§ **What this task involves**: Copy out every line exactly as given.

§ **Task material**:
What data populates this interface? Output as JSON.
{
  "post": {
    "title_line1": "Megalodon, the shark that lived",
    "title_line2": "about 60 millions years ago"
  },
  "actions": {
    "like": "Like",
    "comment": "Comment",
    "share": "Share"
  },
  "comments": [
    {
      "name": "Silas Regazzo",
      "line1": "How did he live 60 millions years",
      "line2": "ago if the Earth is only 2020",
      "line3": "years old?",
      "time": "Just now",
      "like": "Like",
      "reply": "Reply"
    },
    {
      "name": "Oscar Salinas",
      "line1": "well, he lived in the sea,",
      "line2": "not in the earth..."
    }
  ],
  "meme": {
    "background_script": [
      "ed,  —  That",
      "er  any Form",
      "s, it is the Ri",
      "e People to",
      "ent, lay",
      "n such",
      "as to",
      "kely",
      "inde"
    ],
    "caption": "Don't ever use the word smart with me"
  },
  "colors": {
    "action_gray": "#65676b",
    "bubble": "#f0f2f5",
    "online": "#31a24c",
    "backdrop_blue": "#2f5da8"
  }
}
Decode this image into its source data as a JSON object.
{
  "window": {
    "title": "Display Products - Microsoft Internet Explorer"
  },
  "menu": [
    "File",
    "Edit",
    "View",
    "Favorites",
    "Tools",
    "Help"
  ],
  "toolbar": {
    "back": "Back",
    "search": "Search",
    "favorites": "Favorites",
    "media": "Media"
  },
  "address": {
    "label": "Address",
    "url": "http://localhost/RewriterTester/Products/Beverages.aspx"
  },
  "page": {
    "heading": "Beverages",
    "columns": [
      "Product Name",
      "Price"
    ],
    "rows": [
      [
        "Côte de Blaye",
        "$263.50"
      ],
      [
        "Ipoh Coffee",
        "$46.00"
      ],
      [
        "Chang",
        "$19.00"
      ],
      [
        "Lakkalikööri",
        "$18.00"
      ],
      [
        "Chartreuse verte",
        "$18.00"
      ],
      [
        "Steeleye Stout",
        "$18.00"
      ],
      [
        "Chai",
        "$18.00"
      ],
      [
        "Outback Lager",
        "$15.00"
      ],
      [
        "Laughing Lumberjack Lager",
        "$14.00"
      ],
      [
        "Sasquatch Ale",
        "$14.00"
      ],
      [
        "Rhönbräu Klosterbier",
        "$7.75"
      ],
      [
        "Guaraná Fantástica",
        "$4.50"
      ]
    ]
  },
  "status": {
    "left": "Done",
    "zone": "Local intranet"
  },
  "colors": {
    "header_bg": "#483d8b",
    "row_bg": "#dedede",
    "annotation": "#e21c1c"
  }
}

§ **Exercise response**:
What data populates this interface? Output as JSON.
{
  "post": {
    "title_line1": "Megalodon, the shark that lived",
    "title_line2": "about 60 millions years ago"
  },
  "actions": {
    "like": "Like",
    "comment": "Comment",
    "share": "Share"
  },
  "comments": [
    {
      "name": "Silas Regazzo",
      "line1": "How did he live 60 millions years",
      "line2": "ago if the Earth is only 2020",
      "line3": "years old?",
      "time": "Just now",
      "like": "Like",
      "reply": "Reply"
    },
    {
      "name": "Oscar Salinas",
      "line1": "well, he lived in the sea,",
      "line2": "not in the earth..."
    }
  ],
  "meme": {
    "background_script": [
      "ed,  —  That",
      "er  any Form",
      "s, it is the Ri",
      "e People to",
      "ent, lay",
      "n such",
      "as to",
      "kely",
      "inde"
    ],
    "caption": "Don't ever use the word smart with me"
  },
  "colors": {
    "action_gray": "#65676b",
    "bubble": "#f0f2f5",
    "online": "#31a24c",
    "backdrop_blue": "#2f5da8"
  }
}
Decode this image into its source data as a JSON object.
{
  "window": {
    "title": "Display Products - Microsoft Internet Explorer"
  },
  "menu": [
    "File",
    "Edit",
    "View",
    "Favorites",
    "Tools",
    "Help"
  ],
  "toolbar": {
    "back": "Back",
    "search": "Search",
    "favorites": "Favorites",
    "media": "Media"
  },
  "address": {
    "label": "Address",
    "url": "http://localhost/RewriterTester/Products/Beverages.aspx"
  },
  "page": {
    "heading": "Beverages",
    "columns": [
      "Product Name",
      "Price"
    ],
    "rows": [
      [
        "Côte de Blaye",
        "$263.50"
      ],
      [
        "Ipoh Coffee",
        "$46.00"
      ],
      [
        "Chang",
        "$19.00"
      ],
      [
        "Lakkalikööri",
        "$18.00"
      ],
      [
        "Chartreuse verte",
        "$18.00"
      ],
      [
        "Steeleye Stout",
        "$18.00"
      ],
      [
        "Chai",
        "$18.00"
      ],
      [
        "Outback Lager",
        "$15.00"
      ],
      [
        "Laughing Lumberjack Lager",
        "$14.00"
      ],
      [
        "Sasquatch Ale",
        "$14.00"
      ],
      [
        "Rhönbräu Klosterbier",
        "$7.75"
      ],
      [
        "Guaraná Fantástica",
        "$4.50"
      ]
    ]
  },
  "status": {
    "left": "Done",
    "zone": "Local intranet"
  },
  "colors": {
    "header_bg": "#483d8b",
    "row_bg": "#dedede",
    "annotation": "#e21c1c"
  }
}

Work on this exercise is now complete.